Identify each line containing the word "CIVI" and copy it.

(Stored records)
════════════════

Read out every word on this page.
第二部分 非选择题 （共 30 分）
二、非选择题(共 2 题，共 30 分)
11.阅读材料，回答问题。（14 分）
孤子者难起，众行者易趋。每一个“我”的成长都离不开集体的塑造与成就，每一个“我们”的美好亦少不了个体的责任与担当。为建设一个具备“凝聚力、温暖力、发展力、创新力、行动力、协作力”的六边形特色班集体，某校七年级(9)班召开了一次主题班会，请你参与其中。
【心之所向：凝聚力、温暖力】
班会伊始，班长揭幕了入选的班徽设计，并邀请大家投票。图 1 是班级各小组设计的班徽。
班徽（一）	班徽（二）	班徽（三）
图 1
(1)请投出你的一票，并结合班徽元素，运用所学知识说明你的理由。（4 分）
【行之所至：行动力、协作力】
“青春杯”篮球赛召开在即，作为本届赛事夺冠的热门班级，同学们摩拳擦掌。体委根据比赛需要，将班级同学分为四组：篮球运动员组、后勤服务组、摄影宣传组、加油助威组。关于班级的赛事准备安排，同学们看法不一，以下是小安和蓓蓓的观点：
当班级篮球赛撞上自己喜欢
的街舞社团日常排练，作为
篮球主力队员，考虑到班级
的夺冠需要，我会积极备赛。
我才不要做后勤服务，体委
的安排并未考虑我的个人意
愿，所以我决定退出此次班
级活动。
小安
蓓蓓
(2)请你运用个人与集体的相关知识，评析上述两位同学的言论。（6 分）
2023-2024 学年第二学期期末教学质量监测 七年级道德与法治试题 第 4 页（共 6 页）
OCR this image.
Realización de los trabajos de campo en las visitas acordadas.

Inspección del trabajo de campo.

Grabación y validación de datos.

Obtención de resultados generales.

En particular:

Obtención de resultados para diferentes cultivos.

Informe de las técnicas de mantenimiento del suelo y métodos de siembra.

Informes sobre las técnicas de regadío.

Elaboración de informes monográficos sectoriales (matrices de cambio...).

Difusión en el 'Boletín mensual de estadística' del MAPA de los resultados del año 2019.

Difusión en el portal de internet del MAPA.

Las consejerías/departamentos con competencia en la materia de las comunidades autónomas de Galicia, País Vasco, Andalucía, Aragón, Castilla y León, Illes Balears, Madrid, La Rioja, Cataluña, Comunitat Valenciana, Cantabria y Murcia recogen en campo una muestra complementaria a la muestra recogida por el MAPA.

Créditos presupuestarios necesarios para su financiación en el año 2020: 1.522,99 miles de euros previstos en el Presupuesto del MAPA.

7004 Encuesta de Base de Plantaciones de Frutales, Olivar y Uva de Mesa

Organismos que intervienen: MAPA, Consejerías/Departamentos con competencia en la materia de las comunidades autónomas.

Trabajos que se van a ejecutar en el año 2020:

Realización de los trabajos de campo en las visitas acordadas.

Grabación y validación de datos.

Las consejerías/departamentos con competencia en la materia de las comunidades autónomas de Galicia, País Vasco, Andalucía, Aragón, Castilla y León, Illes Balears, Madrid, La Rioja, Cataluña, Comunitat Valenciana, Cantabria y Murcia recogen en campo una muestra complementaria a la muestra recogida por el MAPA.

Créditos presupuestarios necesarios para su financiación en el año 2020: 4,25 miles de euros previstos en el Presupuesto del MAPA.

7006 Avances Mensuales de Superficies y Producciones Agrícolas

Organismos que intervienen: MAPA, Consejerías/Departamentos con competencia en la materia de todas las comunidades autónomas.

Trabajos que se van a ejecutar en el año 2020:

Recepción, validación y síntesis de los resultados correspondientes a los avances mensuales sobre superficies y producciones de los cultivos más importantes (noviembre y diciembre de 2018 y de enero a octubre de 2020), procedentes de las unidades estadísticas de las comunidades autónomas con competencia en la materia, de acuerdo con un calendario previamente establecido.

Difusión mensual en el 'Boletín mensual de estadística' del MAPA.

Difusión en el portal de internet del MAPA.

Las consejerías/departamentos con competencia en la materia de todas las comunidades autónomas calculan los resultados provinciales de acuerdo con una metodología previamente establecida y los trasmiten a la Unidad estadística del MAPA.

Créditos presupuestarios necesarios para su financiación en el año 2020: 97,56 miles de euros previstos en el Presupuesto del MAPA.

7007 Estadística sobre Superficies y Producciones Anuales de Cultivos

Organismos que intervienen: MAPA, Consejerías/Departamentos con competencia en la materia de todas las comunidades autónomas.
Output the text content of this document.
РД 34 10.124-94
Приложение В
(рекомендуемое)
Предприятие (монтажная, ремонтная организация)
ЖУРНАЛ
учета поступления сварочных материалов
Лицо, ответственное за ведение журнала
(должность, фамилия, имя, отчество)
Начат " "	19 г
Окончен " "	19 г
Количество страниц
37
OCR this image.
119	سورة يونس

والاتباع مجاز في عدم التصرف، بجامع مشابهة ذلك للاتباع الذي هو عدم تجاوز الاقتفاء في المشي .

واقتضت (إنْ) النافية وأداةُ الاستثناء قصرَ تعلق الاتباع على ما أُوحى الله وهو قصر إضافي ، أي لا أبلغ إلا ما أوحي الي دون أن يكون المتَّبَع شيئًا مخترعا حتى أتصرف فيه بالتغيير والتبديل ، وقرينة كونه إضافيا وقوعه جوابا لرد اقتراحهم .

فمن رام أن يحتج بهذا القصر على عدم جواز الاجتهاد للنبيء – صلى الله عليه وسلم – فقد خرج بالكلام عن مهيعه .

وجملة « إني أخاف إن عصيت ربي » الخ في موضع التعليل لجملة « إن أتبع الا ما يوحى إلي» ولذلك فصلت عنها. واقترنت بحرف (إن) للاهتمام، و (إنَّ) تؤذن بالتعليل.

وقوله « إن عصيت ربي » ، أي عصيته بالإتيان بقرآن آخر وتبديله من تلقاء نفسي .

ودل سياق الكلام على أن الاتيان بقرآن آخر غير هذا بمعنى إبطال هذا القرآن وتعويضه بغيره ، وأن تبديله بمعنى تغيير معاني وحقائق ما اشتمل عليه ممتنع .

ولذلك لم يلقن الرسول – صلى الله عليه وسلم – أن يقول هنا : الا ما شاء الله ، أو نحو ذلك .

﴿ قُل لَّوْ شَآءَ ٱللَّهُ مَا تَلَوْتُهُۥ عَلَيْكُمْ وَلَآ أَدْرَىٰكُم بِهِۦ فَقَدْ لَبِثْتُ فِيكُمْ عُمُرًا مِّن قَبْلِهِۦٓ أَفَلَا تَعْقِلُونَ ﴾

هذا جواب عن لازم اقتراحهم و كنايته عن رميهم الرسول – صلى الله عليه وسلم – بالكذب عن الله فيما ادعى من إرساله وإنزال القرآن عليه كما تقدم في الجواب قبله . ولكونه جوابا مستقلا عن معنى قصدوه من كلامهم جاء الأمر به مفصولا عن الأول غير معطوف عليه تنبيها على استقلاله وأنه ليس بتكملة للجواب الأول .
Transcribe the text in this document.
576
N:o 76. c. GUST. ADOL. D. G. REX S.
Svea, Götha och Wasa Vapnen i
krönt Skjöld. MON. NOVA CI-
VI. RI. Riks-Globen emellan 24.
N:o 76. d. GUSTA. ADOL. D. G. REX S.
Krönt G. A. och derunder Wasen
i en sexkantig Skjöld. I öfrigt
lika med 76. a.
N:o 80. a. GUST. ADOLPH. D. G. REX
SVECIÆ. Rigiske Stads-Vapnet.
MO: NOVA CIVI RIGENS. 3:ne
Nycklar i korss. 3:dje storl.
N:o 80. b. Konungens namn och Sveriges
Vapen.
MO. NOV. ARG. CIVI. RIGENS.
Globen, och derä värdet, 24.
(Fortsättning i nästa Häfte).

════════════════

### [Full answer]
MO: NOVA CIVI RIGENS. 3:ne
MO. NOV. ARG. CIVI. RIGENS.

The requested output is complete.